------ Quoted passage ------

On arrival at the Stourbridge Canal Wharehouse, the venue for our weekends fun, the rumours of much chillyness proved fortunately false. Some of our fellow 'students' were already there and a finely cheerful and positive lot the were too. More tea, biscuits and general banter, an introduction to the wonderful* Meg Harvey, Phil's former apprentice and off we went. Phil's passion for the subject was clear from the start and a silence that you could cut with a knife enshrouded the assembled throng - this was the natural course of events over both days, somehow Phil's very casual manner held us all enthralled despite regular mobile calls from some people installing a paint mixer breaking the spell and his general inability both to work his mobile and find his glasses, Each process, there were about 8, was explained and demonstrated and then it was our turn................. and an even greater silence ensued, as we all sort to put into practice each of the seemingly simple? processes. There was none of the usual mickey taking or competitiveness, just surprisingly focused work. Much tea was consumed, biscuits eaten and at lunch 'our' rolls received a surprising good reception.
Met up with Tiggy Madcat, a fellow 'student', who owns Halsall, a big Northwich which spent a considerable amount of time in Chertsey's company at Les Allen's in Oldbury but now lives in Hawne Basin, lucky thing. Not only did boat talk but she said she was a big fan of the heavy rock music, especially the Groundhogs, a band with whom I had a short term aquaintance. We were all inspired so lunch was short and we were soon hard at it again, although still somewhat confused by the elusive roses or flowers as they should be known as. Everybody had achieved the same level so far, a tribute to both the tutors and the concentration and hard work of all the participants. The roses continued to evolve but not as we would know them and certainly not with the 'life' of Phil's but press on we did until as if by magic and following the final process our 'roses' came to life with a general and very particular satisfaction.

------

→ Actions to take:
1/ According to the workshop account, who is Meg Harvey?
2/ Write the next part of the workshop account, picking up right after its final sentence.

------ Record excerpts ------

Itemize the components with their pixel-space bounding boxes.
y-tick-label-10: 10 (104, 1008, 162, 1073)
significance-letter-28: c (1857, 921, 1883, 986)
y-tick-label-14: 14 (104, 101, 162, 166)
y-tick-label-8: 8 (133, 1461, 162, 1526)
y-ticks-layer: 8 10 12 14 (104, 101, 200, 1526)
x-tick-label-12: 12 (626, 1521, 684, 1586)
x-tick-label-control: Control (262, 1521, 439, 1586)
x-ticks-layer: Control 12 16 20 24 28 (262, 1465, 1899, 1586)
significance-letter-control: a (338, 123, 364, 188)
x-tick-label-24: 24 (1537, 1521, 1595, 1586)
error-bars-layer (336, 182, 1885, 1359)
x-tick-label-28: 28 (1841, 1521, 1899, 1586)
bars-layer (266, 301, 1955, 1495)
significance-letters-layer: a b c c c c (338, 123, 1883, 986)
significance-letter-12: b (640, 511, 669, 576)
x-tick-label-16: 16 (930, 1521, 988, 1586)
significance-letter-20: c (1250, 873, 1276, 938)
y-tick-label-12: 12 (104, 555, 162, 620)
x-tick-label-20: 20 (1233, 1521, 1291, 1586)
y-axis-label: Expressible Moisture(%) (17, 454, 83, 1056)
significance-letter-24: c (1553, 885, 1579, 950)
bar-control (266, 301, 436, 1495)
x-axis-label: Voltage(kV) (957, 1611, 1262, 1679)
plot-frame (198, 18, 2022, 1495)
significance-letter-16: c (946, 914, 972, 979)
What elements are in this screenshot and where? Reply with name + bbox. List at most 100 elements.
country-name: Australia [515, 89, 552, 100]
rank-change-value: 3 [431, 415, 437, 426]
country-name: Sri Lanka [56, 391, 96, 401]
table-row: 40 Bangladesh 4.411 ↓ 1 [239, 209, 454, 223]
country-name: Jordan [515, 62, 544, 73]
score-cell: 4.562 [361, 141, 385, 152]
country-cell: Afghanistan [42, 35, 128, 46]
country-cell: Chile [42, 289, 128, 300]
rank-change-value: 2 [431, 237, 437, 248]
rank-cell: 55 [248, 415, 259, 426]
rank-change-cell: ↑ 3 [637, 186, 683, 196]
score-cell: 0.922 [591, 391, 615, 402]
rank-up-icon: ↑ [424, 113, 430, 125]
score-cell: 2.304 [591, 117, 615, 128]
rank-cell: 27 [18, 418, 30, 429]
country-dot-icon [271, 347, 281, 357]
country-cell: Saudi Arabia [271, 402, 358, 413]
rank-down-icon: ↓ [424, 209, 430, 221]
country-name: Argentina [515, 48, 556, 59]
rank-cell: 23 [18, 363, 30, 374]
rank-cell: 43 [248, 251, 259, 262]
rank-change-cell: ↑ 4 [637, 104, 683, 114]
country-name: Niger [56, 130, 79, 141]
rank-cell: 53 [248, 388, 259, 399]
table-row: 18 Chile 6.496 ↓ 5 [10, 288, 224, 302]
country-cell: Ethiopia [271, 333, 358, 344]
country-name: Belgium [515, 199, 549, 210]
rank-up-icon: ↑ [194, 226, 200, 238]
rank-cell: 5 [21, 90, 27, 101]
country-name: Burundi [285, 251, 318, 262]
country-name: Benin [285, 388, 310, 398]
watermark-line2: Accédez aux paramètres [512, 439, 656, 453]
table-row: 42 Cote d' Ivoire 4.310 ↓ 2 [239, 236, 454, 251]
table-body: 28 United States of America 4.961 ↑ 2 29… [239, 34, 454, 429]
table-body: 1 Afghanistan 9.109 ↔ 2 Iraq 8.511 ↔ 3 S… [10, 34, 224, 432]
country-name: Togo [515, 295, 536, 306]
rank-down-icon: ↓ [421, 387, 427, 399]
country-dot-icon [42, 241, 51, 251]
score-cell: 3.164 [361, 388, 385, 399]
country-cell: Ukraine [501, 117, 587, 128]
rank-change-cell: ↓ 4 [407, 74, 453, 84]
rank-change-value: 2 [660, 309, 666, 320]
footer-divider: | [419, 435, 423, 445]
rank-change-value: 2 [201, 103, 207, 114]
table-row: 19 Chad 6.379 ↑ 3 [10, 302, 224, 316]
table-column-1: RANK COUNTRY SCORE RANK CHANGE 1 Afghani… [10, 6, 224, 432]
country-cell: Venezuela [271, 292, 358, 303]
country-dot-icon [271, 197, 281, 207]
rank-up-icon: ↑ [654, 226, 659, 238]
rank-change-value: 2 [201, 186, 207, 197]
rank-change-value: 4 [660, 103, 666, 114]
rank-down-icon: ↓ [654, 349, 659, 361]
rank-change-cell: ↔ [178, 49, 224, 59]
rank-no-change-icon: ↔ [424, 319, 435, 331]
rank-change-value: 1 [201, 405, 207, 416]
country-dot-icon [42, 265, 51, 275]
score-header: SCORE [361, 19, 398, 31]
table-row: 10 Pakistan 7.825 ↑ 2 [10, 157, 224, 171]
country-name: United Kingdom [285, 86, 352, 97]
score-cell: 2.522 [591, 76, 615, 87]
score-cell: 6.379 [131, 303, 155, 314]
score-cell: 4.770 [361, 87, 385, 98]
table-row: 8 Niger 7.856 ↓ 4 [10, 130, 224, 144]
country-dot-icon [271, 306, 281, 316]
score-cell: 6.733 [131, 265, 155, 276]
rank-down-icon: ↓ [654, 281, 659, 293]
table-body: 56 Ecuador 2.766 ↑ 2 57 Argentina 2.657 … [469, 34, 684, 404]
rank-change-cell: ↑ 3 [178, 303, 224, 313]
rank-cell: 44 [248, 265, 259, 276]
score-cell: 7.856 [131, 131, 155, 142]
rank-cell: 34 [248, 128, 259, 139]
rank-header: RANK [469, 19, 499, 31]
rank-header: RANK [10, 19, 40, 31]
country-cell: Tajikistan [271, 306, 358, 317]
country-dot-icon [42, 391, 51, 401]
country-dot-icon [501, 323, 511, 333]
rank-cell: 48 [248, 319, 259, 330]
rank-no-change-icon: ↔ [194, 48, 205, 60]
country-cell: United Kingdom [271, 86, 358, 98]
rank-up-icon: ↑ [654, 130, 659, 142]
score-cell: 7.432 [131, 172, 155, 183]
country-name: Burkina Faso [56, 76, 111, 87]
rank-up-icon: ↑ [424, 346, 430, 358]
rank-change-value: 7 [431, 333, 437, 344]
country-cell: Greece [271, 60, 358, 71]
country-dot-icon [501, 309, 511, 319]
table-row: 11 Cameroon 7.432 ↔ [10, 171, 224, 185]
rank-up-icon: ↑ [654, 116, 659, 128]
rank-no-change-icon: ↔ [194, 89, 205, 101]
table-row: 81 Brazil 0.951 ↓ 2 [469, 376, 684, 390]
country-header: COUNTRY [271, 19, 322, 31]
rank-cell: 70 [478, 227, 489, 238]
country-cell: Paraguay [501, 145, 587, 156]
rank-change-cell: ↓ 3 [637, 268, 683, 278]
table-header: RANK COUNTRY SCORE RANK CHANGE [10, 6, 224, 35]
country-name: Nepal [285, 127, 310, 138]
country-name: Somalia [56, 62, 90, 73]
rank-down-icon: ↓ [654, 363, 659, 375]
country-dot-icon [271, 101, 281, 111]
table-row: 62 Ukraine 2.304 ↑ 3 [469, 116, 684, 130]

------

→ Per-task answers:
1/ Phil's former apprentice.

2/
Our work done for the surprisingly tiring day we drove back to Jill's for some food and in anticipation of a or several well earned pints.But before we went out we had to prepare tomorrows food for the class. Jill had decided that there should be some cold sausages which we were instructed to wrap in either foil or cling film which we signally failed to do because we were utterly useless, dropping most of the sausages on the floor, which in turn caused us, Mort and I to fall into an almost catatonic state of hysteria so much so that 48 hours later my face still hurts and my eyes are still sore from the tears of mirth. The situation was recovered by instructions from the kitchen but even so it was fully five minutes before we were able to move. Beer was however calling fairly loudly and as well as being able to choose a boat builder Jill can also choose a pub and it was to the Railway Arms that we repaired. A truly wonderful pub developed out of Bridgnorth Station platform buildings of the Seven Valley Railway, some of whose engines and rolling stock can be viewed for Jill's house. 10 hand pumps, none of which I knew, a really good mild and a very eclectic clientele including, to complete a mini banter Caspar Ghost and his brother Kevin who extraordinarily had carried on a family tradition of making their own narrowboats from scratchin their garden complete with nice old engines - a Ruston and a Dorman both bought off ebay. A good evening was had by all but we were not too late as our eyes and tails had to be nice and bright and bushy for tomorrow to paint our landscapes * This was the word Phil used which proved very true.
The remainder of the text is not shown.